→ Set exercise
Single out each line with the word "трансфертов" and copy it.

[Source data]
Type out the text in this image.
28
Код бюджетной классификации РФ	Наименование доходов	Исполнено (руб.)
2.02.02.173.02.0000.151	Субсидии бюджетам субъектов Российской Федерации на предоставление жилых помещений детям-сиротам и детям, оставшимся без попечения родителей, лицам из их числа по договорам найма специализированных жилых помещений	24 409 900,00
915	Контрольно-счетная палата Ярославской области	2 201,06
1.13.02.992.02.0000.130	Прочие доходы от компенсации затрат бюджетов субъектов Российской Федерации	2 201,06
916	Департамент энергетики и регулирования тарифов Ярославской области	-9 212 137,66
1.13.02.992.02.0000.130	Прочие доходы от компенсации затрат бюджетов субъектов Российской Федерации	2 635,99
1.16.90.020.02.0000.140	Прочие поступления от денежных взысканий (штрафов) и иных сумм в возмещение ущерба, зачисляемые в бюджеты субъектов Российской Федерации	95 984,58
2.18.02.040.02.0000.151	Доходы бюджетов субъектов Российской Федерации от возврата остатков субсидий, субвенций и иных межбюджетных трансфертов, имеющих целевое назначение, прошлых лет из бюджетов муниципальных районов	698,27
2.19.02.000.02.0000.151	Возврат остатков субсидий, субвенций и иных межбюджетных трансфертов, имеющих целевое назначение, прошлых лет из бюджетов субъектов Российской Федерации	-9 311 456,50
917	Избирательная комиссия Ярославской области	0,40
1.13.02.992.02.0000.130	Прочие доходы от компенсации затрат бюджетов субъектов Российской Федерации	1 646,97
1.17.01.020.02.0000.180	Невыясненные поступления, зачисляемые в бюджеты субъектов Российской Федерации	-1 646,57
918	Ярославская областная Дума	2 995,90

→ Response to the task
2.18.02.040.02.0000.151	Доходы бюджетов субъектов Российской Федерации от возврата остатков субсидий, субвенций и иных межбюджетных трансфертов, имеющих целевое назначение, прошлых лет из бюджетов муниципальных районов	698,27
2.19.02.000.02.0000.151	Возврат остатков субсидий, субвенций и иных межбюджетных трансфертов, имеющих целевое назначение, прошлых лет из бюджетов субъектов Российской Федерации	-9 311 456,50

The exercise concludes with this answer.